* Begin *

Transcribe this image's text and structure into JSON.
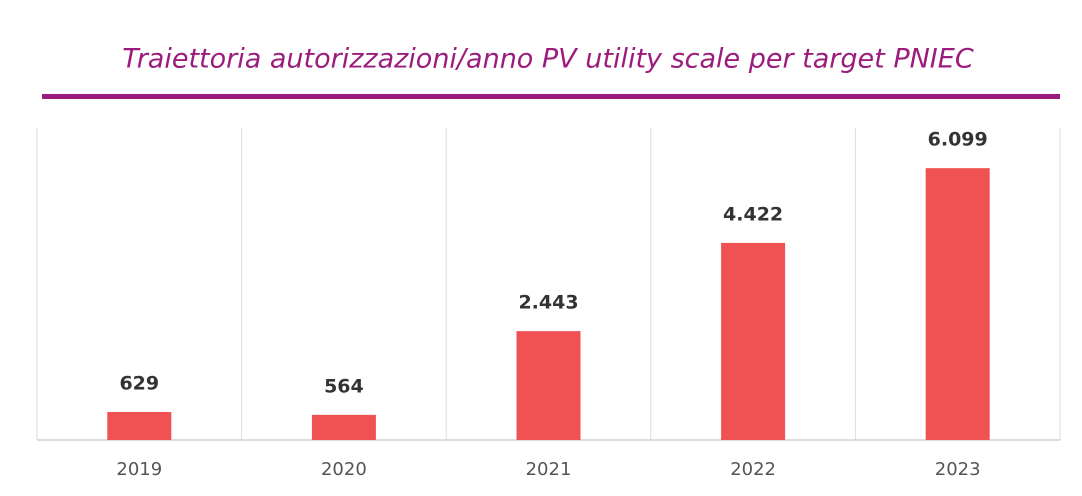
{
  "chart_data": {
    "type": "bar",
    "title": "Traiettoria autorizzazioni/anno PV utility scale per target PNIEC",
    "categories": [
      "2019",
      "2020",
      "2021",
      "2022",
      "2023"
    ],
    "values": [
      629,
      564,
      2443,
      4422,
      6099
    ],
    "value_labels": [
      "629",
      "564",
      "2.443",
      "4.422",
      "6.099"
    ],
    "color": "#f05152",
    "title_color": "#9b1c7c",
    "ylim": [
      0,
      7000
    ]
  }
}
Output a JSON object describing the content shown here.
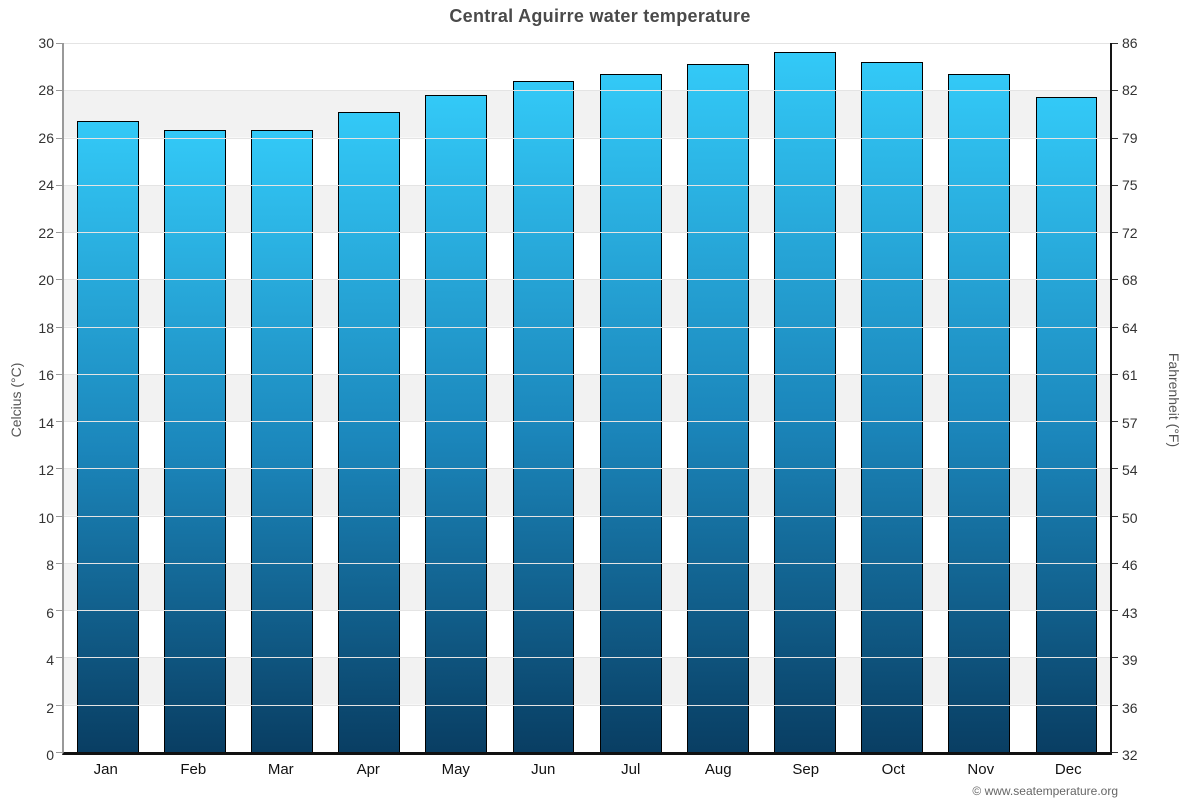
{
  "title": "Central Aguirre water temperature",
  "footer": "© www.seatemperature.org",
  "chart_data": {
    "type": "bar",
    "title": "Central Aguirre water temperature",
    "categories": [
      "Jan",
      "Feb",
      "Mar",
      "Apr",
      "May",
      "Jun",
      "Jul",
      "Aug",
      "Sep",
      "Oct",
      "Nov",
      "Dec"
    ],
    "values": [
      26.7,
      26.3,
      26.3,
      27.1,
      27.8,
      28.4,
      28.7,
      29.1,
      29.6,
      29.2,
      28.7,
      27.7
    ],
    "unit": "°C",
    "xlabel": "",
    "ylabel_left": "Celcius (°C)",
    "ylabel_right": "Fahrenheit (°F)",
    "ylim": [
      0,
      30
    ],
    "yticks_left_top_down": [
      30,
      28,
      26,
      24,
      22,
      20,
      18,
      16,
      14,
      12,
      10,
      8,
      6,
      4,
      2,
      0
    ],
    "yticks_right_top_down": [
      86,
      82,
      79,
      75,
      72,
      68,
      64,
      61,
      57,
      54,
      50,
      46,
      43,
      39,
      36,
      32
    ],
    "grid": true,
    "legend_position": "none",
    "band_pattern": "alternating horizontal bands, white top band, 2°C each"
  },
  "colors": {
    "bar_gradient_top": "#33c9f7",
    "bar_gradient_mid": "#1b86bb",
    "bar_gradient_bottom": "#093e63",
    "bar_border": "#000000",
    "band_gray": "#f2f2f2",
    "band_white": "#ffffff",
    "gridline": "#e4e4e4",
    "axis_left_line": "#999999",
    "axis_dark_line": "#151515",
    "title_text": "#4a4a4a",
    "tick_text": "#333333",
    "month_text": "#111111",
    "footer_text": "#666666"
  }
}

* End *

Prompt: Any pictures should be dropped; transcribe the rest of the records above exactly.

Solution below:
Transcribe this image's text and structure into JSON.
{
  "chart_data": {
    "type": "bar",
    "title": "Traiettoria autorizzazioni/anno PV utility scale per target PNIEC",
    "categories": [
      "2019",
      "2020",
      "2021",
      "2022",
      "2023"
    ],
    "values": [
      629,
      564,
      2443,
      4422,
      6099
    ],
    "value_labels": [
      "629",
      "564",
      "2.443",
      "4.422",
      "6.099"
    ],
    "color": "#f05152",
    "title_color": "#9b1c7c",
    "ylim": [
      0,
      7000
    ]
  }
}
Output a JSON object describing the content shown here.
{
  "title": "Central Aguirre water temperature",
  "footer": "© www.seatemperature.org",
  "chart_data": {
    "type": "bar",
    "title": "Central Aguirre water temperature",
    "categories": [
      "Jan",
      "Feb",
      "Mar",
      "Apr",
      "May",
      "Jun",
      "Jul",
      "Aug",
      "Sep",
      "Oct",
      "Nov",
      "Dec"
    ],
    "values": [
      26.7,
      26.3,
      26.3,
      27.1,
      27.8,
      28.4,
      28.7,
      29.1,
      29.6,
      29.2,
      28.7,
      27.7
    ],
    "unit": "°C",
    "xlabel": "",
    "ylabel_left": "Celcius (°C)",
    "ylabel_right": "Fahrenheit (°F)",
    "ylim": [
      0,
      30
    ],
    "yticks_left_top_down": [
      30,
      28,
      26,
      24,
      22,
      20,
      18,
      16,
      14,
      12,
      10,
      8,
      6,
      4,
      2,
      0
    ],
    "yticks_right_top_down": [
      86,
      82,
      79,
      75,
      72,
      68,
      64,
      61,
      57,
      54,
      50,
      46,
      43,
      39,
      36,
      32
    ],
    "grid": true,
    "legend_position": "none",
    "band_pattern": "alternating horizontal bands, white top band, 2°C each"
  },
  "colors": {
    "bar_gradient_top": "#33c9f7",
    "bar_gradient_mid": "#1b86bb",
    "bar_gradient_bottom": "#093e63",
    "bar_border": "#000000",
    "band_gray": "#f2f2f2",
    "band_white": "#ffffff",
    "gridline": "#e4e4e4",
    "axis_left_line": "#999999",
    "axis_dark_line": "#151515",
    "title_text": "#4a4a4a",
    "tick_text": "#333333",
    "month_text": "#111111",
    "footer_text": "#666666"
  }
}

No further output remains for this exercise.